[Problem requirements] From the entries that follow, pick out all lines holding "Precisione".

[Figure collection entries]
···
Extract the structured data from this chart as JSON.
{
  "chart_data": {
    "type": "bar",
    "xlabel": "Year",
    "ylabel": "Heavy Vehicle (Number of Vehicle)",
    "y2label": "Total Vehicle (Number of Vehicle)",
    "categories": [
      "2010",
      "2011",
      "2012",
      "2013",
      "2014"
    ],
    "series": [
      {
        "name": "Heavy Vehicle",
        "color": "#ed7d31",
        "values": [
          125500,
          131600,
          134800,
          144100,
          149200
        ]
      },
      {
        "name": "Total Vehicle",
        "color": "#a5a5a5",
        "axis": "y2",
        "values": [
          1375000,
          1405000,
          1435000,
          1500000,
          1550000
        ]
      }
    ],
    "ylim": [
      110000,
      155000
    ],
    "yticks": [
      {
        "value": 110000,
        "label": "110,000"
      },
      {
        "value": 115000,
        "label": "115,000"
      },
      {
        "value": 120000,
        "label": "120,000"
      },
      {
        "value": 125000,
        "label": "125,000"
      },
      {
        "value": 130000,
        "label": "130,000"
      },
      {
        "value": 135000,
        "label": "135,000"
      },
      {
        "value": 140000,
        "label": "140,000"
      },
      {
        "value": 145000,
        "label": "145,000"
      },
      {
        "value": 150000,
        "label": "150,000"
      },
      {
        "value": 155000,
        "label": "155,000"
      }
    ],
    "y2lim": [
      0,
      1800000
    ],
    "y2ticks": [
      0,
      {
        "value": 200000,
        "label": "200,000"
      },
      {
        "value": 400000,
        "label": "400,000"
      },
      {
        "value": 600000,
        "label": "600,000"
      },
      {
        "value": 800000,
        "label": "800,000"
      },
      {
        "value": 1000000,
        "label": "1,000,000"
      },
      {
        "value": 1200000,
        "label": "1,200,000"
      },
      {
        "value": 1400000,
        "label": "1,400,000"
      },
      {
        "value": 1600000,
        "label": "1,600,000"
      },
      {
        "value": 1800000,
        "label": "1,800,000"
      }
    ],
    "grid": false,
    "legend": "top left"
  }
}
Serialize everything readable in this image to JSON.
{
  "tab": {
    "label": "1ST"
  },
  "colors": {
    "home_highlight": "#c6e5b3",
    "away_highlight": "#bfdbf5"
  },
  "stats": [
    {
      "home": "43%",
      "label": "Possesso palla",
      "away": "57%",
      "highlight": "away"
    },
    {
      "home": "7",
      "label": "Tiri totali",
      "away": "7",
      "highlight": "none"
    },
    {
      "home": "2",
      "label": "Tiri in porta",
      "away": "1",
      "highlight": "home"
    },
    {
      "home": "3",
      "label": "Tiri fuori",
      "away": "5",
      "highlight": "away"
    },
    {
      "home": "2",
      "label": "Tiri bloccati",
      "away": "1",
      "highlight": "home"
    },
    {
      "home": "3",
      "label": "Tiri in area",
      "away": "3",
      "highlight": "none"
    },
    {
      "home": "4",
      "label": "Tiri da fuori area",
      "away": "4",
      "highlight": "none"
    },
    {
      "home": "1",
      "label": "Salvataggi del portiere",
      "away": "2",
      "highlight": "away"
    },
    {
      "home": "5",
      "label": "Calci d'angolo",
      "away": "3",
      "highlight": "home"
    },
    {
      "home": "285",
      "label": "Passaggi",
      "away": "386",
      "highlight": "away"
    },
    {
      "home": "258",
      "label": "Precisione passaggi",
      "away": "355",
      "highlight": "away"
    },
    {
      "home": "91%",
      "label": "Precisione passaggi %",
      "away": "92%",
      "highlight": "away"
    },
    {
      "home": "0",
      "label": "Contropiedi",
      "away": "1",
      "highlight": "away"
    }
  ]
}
···
[Solution to this problem]
      "label": "Precisione passaggi",
      "label": "Precisione passaggi %",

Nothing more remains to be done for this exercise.